## [EXERCISE INSTRUCTIONS]
Return all lines with the word "caption" in them.

++++++++++++++++++++

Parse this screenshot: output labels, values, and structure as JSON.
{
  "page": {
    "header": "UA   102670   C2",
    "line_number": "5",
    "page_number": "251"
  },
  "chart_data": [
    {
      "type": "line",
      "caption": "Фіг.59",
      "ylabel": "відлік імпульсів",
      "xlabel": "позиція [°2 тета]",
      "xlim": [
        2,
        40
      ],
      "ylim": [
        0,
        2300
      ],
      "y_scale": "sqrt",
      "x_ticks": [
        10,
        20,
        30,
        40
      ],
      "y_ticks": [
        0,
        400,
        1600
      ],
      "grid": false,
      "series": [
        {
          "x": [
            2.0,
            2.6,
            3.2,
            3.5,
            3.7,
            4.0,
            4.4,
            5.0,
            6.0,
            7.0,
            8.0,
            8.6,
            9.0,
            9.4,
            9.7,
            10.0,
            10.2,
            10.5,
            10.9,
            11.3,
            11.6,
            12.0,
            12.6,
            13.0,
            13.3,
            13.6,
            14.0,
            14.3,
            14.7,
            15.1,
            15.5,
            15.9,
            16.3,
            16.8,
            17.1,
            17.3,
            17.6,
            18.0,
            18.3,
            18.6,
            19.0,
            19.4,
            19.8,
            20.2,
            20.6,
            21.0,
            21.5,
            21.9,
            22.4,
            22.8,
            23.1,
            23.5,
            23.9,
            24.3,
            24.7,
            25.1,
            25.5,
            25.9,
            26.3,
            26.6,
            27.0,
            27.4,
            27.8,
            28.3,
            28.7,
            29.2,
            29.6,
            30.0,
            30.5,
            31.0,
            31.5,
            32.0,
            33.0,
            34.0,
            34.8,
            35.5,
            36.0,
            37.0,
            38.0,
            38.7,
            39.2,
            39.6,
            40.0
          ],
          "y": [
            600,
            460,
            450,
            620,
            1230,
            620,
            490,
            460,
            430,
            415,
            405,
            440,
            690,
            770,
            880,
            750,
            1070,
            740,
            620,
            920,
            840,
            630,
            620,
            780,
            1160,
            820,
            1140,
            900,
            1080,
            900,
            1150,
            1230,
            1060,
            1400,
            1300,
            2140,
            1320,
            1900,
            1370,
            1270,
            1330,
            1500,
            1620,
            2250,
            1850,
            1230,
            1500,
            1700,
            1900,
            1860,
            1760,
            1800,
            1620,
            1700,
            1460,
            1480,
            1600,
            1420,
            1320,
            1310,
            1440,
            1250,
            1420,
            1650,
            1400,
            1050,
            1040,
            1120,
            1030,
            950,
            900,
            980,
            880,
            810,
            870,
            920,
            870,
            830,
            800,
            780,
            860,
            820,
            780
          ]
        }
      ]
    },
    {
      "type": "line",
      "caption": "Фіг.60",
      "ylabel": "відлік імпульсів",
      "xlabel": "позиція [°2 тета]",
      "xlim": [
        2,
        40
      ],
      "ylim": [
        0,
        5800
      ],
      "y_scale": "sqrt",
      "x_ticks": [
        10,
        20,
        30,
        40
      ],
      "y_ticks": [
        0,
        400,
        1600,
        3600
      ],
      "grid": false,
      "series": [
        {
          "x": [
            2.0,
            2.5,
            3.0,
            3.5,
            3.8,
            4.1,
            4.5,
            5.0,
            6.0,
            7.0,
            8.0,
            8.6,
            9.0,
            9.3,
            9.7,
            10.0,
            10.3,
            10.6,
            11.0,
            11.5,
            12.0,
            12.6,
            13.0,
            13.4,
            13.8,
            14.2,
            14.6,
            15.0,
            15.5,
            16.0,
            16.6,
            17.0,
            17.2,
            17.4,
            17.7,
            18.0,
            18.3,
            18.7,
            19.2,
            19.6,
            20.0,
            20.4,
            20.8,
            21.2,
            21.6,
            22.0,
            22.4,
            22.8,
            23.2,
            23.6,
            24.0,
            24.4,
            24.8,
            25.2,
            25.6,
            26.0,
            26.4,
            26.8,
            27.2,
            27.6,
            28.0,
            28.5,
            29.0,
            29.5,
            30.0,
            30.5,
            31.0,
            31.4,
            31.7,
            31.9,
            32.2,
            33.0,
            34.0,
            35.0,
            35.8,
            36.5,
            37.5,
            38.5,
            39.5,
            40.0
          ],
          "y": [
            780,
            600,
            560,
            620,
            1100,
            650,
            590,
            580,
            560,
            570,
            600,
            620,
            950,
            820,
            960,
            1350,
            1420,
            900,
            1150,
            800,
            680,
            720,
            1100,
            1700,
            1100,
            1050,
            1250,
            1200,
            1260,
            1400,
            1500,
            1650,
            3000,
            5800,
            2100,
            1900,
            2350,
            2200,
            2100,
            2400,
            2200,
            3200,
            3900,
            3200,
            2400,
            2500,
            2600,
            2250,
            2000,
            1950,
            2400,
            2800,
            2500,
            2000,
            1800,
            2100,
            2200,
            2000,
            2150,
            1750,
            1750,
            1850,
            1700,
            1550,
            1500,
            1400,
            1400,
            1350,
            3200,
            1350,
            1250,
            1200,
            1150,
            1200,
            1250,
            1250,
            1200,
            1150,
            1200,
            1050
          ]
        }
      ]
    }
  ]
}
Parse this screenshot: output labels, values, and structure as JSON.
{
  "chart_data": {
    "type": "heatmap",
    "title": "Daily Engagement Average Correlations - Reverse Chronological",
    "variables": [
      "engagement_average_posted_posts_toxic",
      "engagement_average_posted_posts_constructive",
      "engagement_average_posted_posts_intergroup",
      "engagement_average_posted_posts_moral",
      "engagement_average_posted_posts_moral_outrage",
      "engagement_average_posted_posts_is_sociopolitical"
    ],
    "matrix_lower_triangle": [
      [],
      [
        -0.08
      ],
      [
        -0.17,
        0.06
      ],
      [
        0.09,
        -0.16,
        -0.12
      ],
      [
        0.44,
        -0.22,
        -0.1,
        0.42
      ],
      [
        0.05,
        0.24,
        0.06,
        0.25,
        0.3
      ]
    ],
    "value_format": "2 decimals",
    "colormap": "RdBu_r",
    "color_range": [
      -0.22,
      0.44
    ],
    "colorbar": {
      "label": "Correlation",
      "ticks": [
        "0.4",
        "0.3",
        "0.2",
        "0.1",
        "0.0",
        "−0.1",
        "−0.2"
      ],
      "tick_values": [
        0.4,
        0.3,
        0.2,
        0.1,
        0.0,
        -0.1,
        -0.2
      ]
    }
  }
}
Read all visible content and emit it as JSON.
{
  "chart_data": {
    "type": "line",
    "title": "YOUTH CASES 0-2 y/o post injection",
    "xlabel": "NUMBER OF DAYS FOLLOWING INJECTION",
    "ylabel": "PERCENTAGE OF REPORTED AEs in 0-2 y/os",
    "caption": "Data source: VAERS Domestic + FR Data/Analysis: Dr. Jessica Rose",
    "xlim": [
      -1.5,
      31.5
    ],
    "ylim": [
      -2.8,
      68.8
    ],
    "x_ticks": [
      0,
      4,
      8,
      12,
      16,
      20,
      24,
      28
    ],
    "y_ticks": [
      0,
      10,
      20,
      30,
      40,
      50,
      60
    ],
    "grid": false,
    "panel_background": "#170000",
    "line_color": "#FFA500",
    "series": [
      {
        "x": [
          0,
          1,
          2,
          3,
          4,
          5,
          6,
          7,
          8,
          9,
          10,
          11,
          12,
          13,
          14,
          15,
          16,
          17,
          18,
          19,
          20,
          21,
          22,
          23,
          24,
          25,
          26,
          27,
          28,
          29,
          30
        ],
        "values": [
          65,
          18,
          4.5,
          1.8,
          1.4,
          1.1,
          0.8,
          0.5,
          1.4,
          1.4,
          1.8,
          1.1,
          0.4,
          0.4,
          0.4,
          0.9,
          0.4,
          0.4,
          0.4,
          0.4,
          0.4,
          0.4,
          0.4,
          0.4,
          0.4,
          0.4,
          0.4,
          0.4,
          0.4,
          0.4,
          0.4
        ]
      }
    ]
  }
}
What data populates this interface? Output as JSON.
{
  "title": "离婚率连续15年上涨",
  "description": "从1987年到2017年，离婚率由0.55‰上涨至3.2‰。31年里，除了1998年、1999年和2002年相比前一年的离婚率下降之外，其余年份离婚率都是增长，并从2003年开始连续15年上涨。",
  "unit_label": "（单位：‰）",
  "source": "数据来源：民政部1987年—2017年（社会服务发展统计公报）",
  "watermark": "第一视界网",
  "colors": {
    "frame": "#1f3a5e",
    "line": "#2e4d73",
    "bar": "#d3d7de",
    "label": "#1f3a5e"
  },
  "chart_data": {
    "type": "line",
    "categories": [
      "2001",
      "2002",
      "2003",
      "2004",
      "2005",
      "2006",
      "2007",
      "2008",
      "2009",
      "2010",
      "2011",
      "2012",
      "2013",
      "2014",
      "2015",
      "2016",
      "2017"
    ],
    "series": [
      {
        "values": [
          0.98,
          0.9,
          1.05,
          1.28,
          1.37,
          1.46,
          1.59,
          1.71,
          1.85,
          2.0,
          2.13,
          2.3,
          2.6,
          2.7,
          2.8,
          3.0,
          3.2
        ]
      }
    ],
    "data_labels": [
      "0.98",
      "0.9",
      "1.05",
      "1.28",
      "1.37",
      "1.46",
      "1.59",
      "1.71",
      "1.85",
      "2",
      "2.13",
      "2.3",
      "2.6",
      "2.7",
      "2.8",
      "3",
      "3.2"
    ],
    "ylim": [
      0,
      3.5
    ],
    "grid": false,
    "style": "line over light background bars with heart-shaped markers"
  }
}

++++++++++++++++++++

## [OUTPUT BELOW]
      "caption": "Фіг.59",
      "caption": "Фіг.60",
    "caption": "Data source: VAERS Domestic + FR Data/Analysis: Dr. Jessica Rose",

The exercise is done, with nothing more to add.